- STATED EXERCISE
Images are not part of the copy; write out the rest of the data exactly as given.
-- START --
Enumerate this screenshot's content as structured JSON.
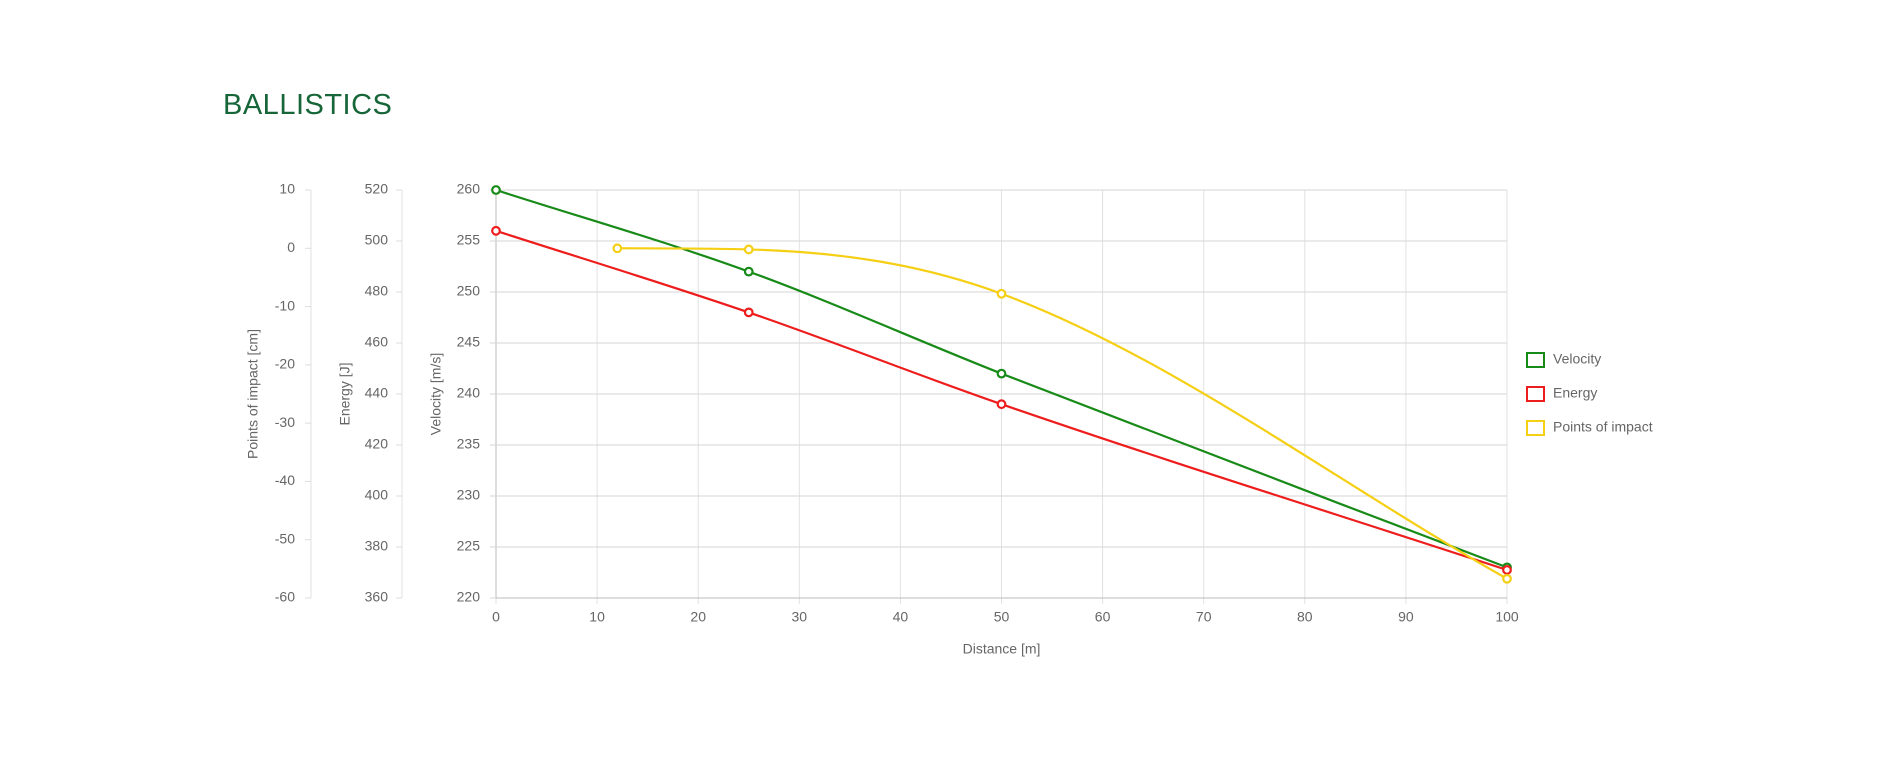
{
  "chart_data": {
    "type": "line",
    "title": "BALLISTICS",
    "x_label": "Distance [m]",
    "xlim": [
      0,
      100
    ],
    "xticks": [
      0,
      10,
      20,
      30,
      40,
      50,
      60,
      70,
      80,
      90,
      100
    ],
    "y_label": "Velocity [m/s]",
    "ylim": [
      220,
      260
    ],
    "yticks": [
      220,
      225,
      230,
      235,
      240,
      245,
      250,
      255,
      260
    ],
    "y2_label": "Energy [J]",
    "y2lim": [
      360,
      520
    ],
    "y2ticks": [
      360,
      380,
      400,
      420,
      440,
      460,
      480,
      500,
      520
    ],
    "y3_label": "Points of impact [cm]",
    "y3lim": [
      -60,
      10
    ],
    "y3ticks": [
      -60,
      -50,
      -40,
      -30,
      -20,
      -10,
      0,
      10
    ],
    "grid": true,
    "legend": "right",
    "series": [
      {
        "name": "Velocity",
        "color": "#188a18",
        "axis": "y",
        "x": [
          0,
          25,
          50,
          100
        ],
        "values": [
          260,
          252,
          242,
          223
        ]
      },
      {
        "name": "Energy",
        "color": "#ee1d1d",
        "axis": "y2",
        "x": [
          0,
          25,
          50,
          100
        ],
        "values": [
          504,
          472,
          436,
          371
        ]
      },
      {
        "name": "Points of impact",
        "color": "#f5cf14",
        "axis": "y3",
        "x": [
          12,
          25,
          50,
          100
        ],
        "values": [
          0,
          -0.2,
          -7.8,
          -56.7
        ]
      }
    ]
  }
}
-- END --
- ANSWER
Enumerate this screenshot's content as structured JSON.
{
  "chart_data": {
    "type": "line",
    "title": "BALLISTICS",
    "x_label": "Distance [m]",
    "xlim": [
      0,
      100
    ],
    "xticks": [
      0,
      10,
      20,
      30,
      40,
      50,
      60,
      70,
      80,
      90,
      100
    ],
    "y_label": "Velocity [m/s]",
    "ylim": [
      220,
      260
    ],
    "yticks": [
      220,
      225,
      230,
      235,
      240,
      245,
      250,
      255,
      260
    ],
    "y2_label": "Energy [J]",
    "y2lim": [
      360,
      520
    ],
    "y2ticks": [
      360,
      380,
      400,
      420,
      440,
      460,
      480,
      500,
      520
    ],
    "y3_label": "Points of impact [cm]",
    "y3lim": [
      -60,
      10
    ],
    "y3ticks": [
      -60,
      -50,
      -40,
      -30,
      -20,
      -10,
      0,
      10
    ],
    "grid": true,
    "legend": "right",
    "series": [
      {
        "name": "Velocity",
        "color": "#188a18",
        "axis": "y",
        "x": [
          0,
          25,
          50,
          100
        ],
        "values": [
          260,
          252,
          242,
          223
        ]
      },
      {
        "name": "Energy",
        "color": "#ee1d1d",
        "axis": "y2",
        "x": [
          0,
          25,
          50,
          100
        ],
        "values": [
          504,
          472,
          436,
          371
        ]
      },
      {
        "name": "Points of impact",
        "color": "#f5cf14",
        "axis": "y3",
        "x": [
          12,
          25,
          50,
          100
        ],
        "values": [
          0,
          -0.2,
          -7.8,
          -56.7
        ]
      }
    ]
  }
}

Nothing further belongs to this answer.